* start Material provided *
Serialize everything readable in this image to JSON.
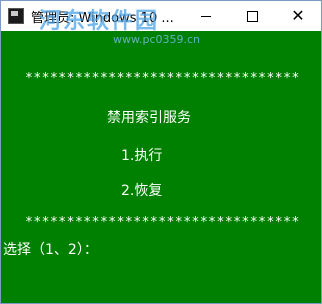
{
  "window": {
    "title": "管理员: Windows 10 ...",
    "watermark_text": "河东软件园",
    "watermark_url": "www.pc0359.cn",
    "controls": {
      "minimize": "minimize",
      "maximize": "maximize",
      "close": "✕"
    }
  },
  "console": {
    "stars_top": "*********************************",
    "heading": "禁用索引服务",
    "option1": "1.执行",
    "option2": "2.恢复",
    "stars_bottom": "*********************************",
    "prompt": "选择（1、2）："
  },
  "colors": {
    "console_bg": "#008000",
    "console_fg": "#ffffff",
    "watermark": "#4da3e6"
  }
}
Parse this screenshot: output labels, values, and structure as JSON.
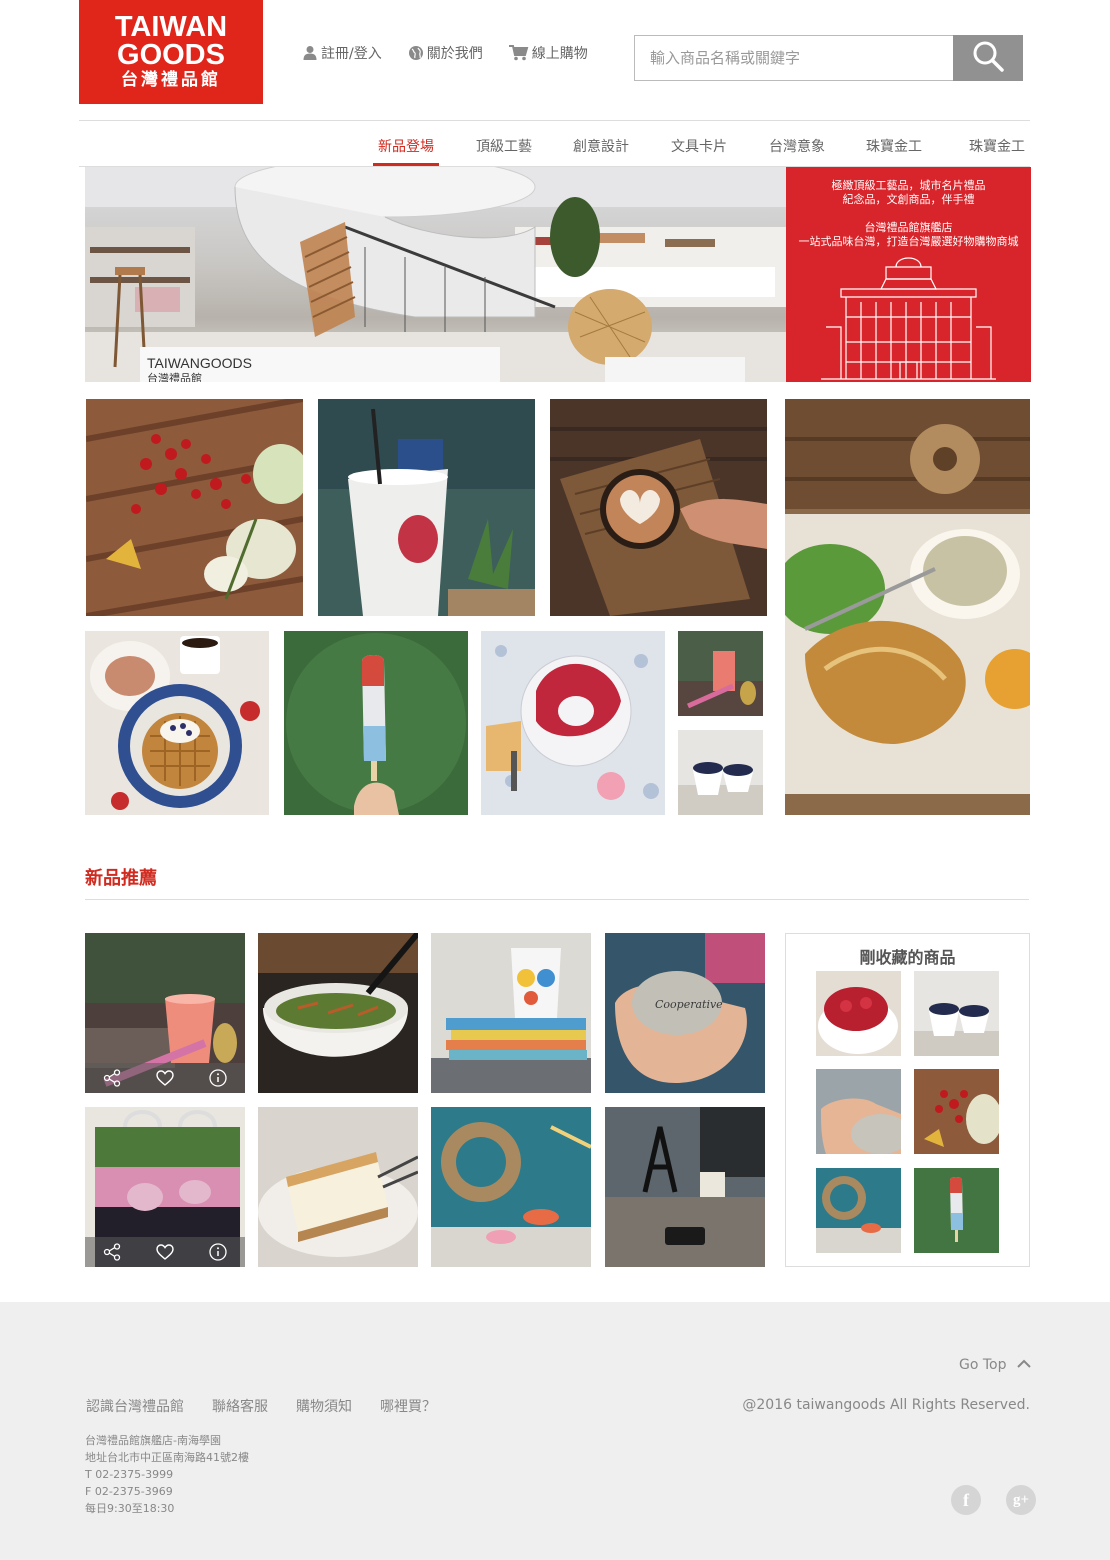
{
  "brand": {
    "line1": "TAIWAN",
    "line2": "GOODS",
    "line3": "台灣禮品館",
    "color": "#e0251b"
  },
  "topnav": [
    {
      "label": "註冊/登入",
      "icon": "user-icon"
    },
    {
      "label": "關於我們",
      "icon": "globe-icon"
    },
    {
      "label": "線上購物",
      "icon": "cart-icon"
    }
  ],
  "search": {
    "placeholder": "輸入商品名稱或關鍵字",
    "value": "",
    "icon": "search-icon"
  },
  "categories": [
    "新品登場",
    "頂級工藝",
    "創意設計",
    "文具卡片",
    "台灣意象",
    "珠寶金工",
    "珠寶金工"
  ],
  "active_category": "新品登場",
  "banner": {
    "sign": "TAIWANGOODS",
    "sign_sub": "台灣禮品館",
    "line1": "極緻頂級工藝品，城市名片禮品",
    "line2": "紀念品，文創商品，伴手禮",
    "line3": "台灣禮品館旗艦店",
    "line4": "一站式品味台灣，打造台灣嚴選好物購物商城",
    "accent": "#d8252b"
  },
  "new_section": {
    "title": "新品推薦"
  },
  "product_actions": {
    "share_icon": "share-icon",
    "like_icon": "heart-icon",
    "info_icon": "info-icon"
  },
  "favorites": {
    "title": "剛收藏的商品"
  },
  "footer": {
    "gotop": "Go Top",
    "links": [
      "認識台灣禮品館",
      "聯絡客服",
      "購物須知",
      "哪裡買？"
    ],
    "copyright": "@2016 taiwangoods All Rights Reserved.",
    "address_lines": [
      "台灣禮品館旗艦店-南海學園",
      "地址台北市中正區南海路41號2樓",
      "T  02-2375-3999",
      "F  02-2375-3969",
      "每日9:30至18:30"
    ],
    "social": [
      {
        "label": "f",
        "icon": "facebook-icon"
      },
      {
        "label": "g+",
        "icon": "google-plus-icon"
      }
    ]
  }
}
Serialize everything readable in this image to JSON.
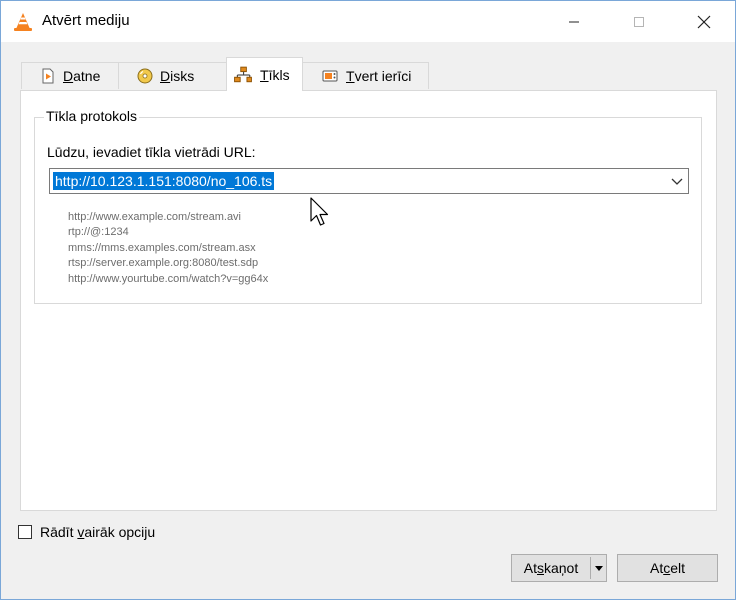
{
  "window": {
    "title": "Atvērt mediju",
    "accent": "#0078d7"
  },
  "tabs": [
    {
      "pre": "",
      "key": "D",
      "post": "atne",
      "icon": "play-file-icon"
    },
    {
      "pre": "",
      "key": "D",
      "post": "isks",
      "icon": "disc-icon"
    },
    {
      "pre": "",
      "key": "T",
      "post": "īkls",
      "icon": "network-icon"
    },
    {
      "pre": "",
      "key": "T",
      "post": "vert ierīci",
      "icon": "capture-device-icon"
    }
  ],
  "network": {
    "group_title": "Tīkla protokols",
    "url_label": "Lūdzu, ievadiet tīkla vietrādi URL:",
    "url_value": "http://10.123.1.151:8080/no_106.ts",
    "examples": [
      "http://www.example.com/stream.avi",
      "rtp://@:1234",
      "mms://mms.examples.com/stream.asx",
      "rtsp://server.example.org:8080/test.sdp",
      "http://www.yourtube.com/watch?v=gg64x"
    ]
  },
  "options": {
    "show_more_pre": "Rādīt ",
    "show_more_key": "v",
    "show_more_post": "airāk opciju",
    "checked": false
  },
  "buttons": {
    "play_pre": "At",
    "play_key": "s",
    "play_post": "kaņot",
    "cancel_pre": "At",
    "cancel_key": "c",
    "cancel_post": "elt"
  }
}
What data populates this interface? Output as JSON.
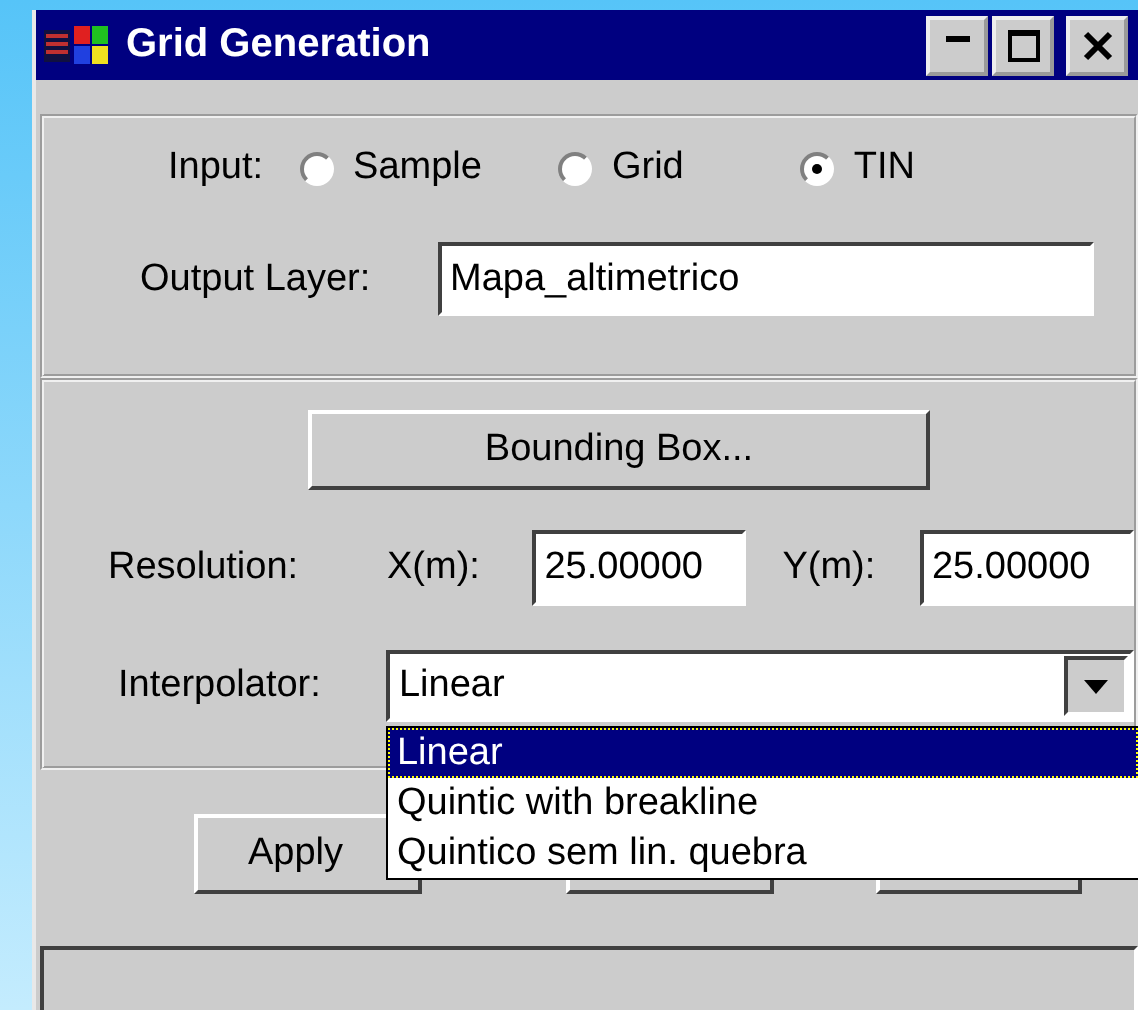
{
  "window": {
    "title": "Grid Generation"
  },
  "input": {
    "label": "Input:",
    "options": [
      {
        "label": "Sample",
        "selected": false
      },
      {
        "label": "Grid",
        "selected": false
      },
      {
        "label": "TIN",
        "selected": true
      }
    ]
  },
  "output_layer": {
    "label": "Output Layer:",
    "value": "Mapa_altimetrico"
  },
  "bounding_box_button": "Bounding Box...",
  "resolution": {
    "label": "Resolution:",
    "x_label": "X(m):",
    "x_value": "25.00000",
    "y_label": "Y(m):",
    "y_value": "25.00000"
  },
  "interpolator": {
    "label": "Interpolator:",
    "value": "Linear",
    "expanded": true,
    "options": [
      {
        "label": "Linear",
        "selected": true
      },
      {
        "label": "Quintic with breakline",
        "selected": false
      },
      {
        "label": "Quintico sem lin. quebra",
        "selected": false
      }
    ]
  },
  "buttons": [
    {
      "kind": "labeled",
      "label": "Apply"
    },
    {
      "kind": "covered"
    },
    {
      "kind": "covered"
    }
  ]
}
* end Material provided *
→ **Written instruction**
Exclude all images and restate the records above word for word.

→ **The answer**
Serialize everything readable in this image to JSON.
{
  "window": {
    "title": "管理员: Windows 10 ...",
    "watermark_text": "河东软件园",
    "watermark_url": "www.pc0359.cn",
    "controls": {
      "minimize": "minimize",
      "maximize": "maximize",
      "close": "✕"
    }
  },
  "console": {
    "stars_top": "*********************************",
    "heading": "禁用索引服务",
    "option1": "1.执行",
    "option2": "2.恢复",
    "stars_bottom": "*********************************",
    "prompt": "选择（1、2）："
  },
  "colors": {
    "console_bg": "#008000",
    "console_fg": "#ffffff",
    "watermark": "#4da3e6"
  }
}
Parse this screenshot: output labels, values, and structure as JSON.
{
  "brand": {
    "line1": "TAIWAN",
    "line2": "GOODS",
    "line3": "台灣禮品館",
    "color": "#e0251b"
  },
  "topnav": [
    {
      "label": "註冊/登入",
      "icon": "user-icon"
    },
    {
      "label": "關於我們",
      "icon": "globe-icon"
    },
    {
      "label": "線上購物",
      "icon": "cart-icon"
    }
  ],
  "search": {
    "placeholder": "輸入商品名稱或關鍵字",
    "value": "",
    "icon": "search-icon"
  },
  "categories": [
    "新品登場",
    "頂級工藝",
    "創意設計",
    "文具卡片",
    "台灣意象",
    "珠寶金工",
    "珠寶金工"
  ],
  "active_category": "新品登場",
  "banner": {
    "sign": "TAIWANGOODS",
    "sign_sub": "台灣禮品館",
    "line1": "極緻頂級工藝品，城市名片禮品",
    "line2": "紀念品，文創商品，伴手禮",
    "line3": "台灣禮品館旗艦店",
    "line4": "一站式品味台灣，打造台灣嚴選好物購物商城",
    "accent": "#d8252b"
  },
  "new_section": {
    "title": "新品推薦"
  },
  "product_actions": {
    "share_icon": "share-icon",
    "like_icon": "heart-icon",
    "info_icon": "info-icon"
  },
  "favorites": {
    "title": "剛收藏的商品"
  },
  "footer": {
    "gotop": "Go Top",
    "links": [
      "認識台灣禮品館",
      "聯絡客服",
      "購物須知",
      "哪裡買？"
    ],
    "copyright": "@2016 taiwangoods All Rights Reserved.",
    "address_lines": [
      "台灣禮品館旗艦店-南海學園",
      "地址台北市中正區南海路41號2樓",
      "T  02-2375-3999",
      "F  02-2375-3969",
      "每日9:30至18:30"
    ],
    "social": [
      {
        "label": "f",
        "icon": "facebook-icon"
      },
      {
        "label": "g+",
        "icon": "google-plus-icon"
      }
    ]
  }
}
Serialize everything readable in this image to JSON.
{
  "window": {
    "title": "Atvērt mediju",
    "accent": "#0078d7"
  },
  "tabs": [
    {
      "pre": "",
      "key": "D",
      "post": "atne",
      "icon": "play-file-icon"
    },
    {
      "pre": "",
      "key": "D",
      "post": "isks",
      "icon": "disc-icon"
    },
    {
      "pre": "",
      "key": "T",
      "post": "īkls",
      "icon": "network-icon"
    },
    {
      "pre": "",
      "key": "T",
      "post": "vert ierīci",
      "icon": "capture-device-icon"
    }
  ],
  "network": {
    "group_title": "Tīkla protokols",
    "url_label": "Lūdzu, ievadiet tīkla vietrādi URL:",
    "url_value": "http://10.123.1.151:8080/no_106.ts",
    "examples": [
      "http://www.example.com/stream.avi",
      "rtp://@:1234",
      "mms://mms.examples.com/stream.asx",
      "rtsp://server.example.org:8080/test.sdp",
      "http://www.yourtube.com/watch?v=gg64x"
    ]
  },
  "options": {
    "show_more_pre": "Rādīt ",
    "show_more_key": "v",
    "show_more_post": "airāk opciju",
    "checked": false
  },
  "buttons": {
    "play_pre": "At",
    "play_key": "s",
    "play_post": "kaņot",
    "cancel_pre": "At",
    "cancel_key": "c",
    "cancel_post": "elt"
  }
}
What data populates this interface? Output as JSON.
{
  "window": {
    "title": "Grid Generation"
  },
  "input": {
    "label": "Input:",
    "options": [
      {
        "label": "Sample",
        "selected": false
      },
      {
        "label": "Grid",
        "selected": false
      },
      {
        "label": "TIN",
        "selected": true
      }
    ]
  },
  "output_layer": {
    "label": "Output Layer:",
    "value": "Mapa_altimetrico"
  },
  "bounding_box_button": "Bounding Box...",
  "resolution": {
    "label": "Resolution:",
    "x_label": "X(m):",
    "x_value": "25.00000",
    "y_label": "Y(m):",
    "y_value": "25.00000"
  },
  "interpolator": {
    "label": "Interpolator:",
    "value": "Linear",
    "expanded": true,
    "options": [
      {
        "label": "Linear",
        "selected": true
      },
      {
        "label": "Quintic with breakline",
        "selected": false
      },
      {
        "label": "Quintico sem lin. quebra",
        "selected": false
      }
    ]
  },
  "buttons": [
    {
      "kind": "labeled",
      "label": "Apply"
    },
    {
      "kind": "covered"
    },
    {
      "kind": "covered"
    }
  ]
}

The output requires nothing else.